**Task to complete:**
Omit all pictures. Copy the rest of the material exactly.

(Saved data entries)
────────────────

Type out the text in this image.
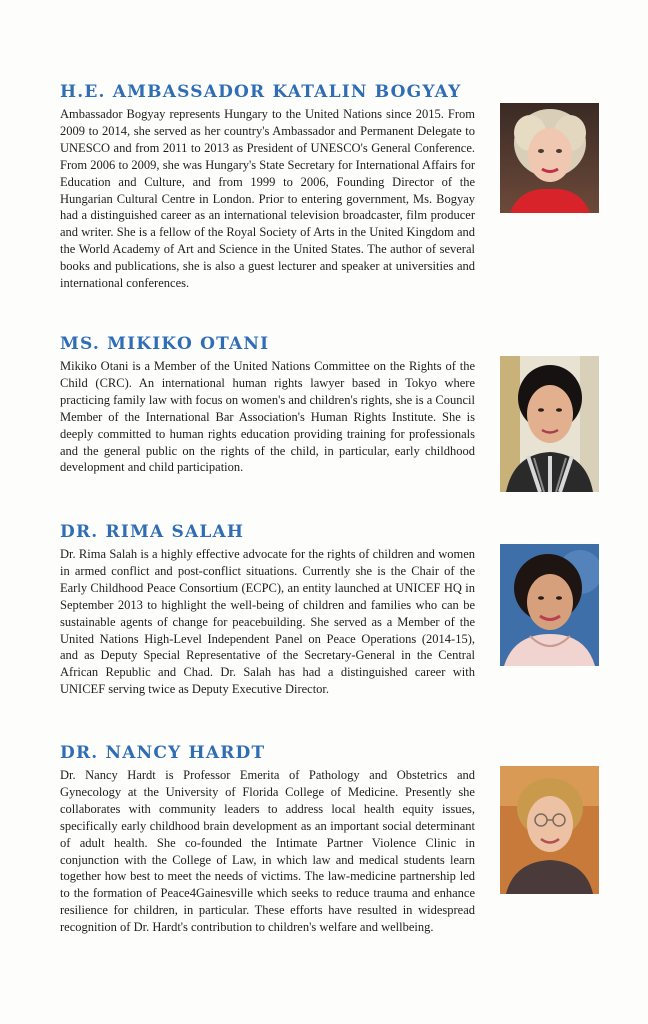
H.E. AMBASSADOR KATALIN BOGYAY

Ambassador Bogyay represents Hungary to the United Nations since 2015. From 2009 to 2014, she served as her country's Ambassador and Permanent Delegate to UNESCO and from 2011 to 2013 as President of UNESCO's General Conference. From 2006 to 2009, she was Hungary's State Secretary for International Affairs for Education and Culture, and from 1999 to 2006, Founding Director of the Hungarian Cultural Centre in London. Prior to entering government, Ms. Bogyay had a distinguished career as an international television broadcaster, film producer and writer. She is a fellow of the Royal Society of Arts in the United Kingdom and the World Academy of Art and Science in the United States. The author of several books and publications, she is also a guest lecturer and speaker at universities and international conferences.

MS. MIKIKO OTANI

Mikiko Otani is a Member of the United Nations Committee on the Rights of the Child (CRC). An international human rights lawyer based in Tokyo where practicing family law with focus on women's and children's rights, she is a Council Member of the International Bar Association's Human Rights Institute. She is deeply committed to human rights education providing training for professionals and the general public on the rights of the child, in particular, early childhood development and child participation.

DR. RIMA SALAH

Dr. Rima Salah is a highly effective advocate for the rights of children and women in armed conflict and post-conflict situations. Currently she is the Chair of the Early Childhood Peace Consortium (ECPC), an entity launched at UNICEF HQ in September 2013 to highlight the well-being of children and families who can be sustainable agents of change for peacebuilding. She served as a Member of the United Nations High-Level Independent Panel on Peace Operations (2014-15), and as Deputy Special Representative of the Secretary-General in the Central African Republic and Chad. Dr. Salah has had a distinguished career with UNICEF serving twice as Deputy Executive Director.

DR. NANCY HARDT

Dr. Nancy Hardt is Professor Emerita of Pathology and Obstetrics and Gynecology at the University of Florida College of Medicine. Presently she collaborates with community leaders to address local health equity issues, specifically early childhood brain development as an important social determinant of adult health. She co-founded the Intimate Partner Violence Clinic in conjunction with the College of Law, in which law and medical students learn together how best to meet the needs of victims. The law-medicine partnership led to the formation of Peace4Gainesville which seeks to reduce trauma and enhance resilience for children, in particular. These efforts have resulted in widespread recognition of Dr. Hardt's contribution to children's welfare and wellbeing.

────────────────

**Finished exercise:**
Type out the text in this image.
H.E. AMBASSADOR KATALIN BOGYAY

Ambassador Bogyay represents Hungary to the United Nations since 2015. From 2009 to 2014, she served as her country's Ambassador and Permanent Delegate to UNESCO and from 2011 to 2013 as President of UNESCO's General Conference. From 2006 to 2009, she was Hungary's State Secretary for International Affairs for Education and Culture, and from 1999 to 2006, Founding Director of the Hungarian Cultural Centre in London. Prior to entering government, Ms. Bogyay had a distinguished career as an international television broadcaster, film producer and writer. She is a fellow of the Royal Society of Arts in the United Kingdom and the World Academy of Art and Science in the United States. The author of several books and publications, she is also a guest lecturer and speaker at universities and international conferences.

MS. MIKIKO OTANI

Mikiko Otani is a Member of the United Nations Committee on the Rights of the Child (CRC). An international human rights lawyer based in Tokyo where practicing family law with focus on women's and children's rights, she is a Council Member of the International Bar Association's Human Rights Institute. She is deeply committed to human rights education providing training for professionals and the general public on the rights of the child, in particular, early childhood development and child participation.

DR. RIMA SALAH

Dr. Rima Salah is a highly effective advocate for the rights of children and women in armed conflict and post-conflict situations. Currently she is the Chair of the Early Childhood Peace Consortium (ECPC), an entity launched at UNICEF HQ in September 2013 to highlight the well-being of children and families who can be sustainable agents of change for peacebuilding. She served as a Member of the United Nations High-Level Independent Panel on Peace Operations (2014-15), and as Deputy Special Representative of the Secretary-General in the Central African Republic and Chad. Dr. Salah has had a distinguished career with UNICEF serving twice as Deputy Executive Director.

DR. NANCY HARDT

Dr. Nancy Hardt is Professor Emerita of Pathology and Obstetrics and Gynecology at the University of Florida College of Medicine. Presently she collaborates with community leaders to address local health equity issues, specifically early childhood brain development as an important social determinant of adult health. She co-founded the Intimate Partner Violence Clinic in conjunction with the College of Law, in which law and medical students learn together how best to meet the needs of victims. The law-medicine partnership led to the formation of Peace4Gainesville which seeks to reduce trauma and enhance resilience for children, in particular. These efforts have resulted in widespread recognition of Dr. Hardt's contribution to children's welfare and wellbeing.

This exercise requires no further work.